_Records for this task_
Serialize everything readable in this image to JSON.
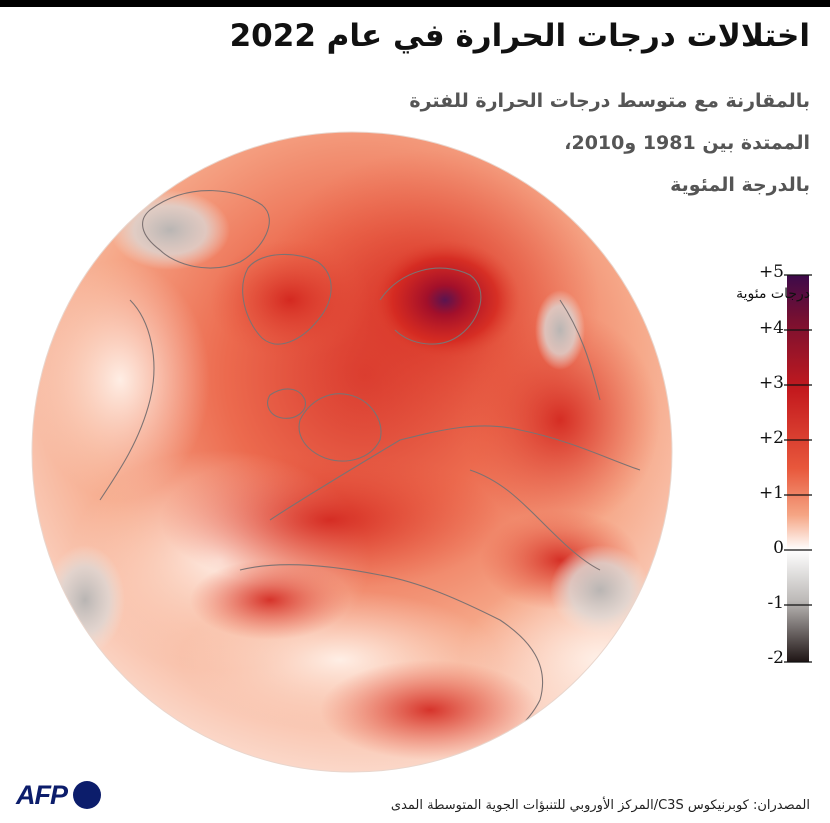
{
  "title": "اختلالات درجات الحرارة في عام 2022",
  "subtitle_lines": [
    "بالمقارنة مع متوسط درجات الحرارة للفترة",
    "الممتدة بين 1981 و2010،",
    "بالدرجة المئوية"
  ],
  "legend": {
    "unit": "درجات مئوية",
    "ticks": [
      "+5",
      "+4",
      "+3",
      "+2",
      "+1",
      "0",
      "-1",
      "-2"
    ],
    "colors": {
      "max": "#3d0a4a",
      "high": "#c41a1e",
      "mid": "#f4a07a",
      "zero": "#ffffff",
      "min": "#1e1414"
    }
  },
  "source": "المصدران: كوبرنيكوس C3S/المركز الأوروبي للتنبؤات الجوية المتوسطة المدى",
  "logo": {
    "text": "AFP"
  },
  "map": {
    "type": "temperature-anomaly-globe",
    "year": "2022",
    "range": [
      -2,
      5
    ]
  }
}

_Directive_
Omit any images, then output the listing exactly.

_Expected output_
Serialize everything readable in this image to JSON.
{
  "title": "اختلالات درجات الحرارة في عام 2022",
  "subtitle_lines": [
    "بالمقارنة مع متوسط درجات الحرارة للفترة",
    "الممتدة بين 1981 و2010،",
    "بالدرجة المئوية"
  ],
  "legend": {
    "unit": "درجات مئوية",
    "ticks": [
      "+5",
      "+4",
      "+3",
      "+2",
      "+1",
      "0",
      "-1",
      "-2"
    ],
    "colors": {
      "max": "#3d0a4a",
      "high": "#c41a1e",
      "mid": "#f4a07a",
      "zero": "#ffffff",
      "min": "#1e1414"
    }
  },
  "source": "المصدران: كوبرنيكوس C3S/المركز الأوروبي للتنبؤات الجوية المتوسطة المدى",
  "logo": {
    "text": "AFP"
  },
  "map": {
    "type": "temperature-anomaly-globe",
    "year": "2022",
    "range": [
      -2,
      5
    ]
  }
}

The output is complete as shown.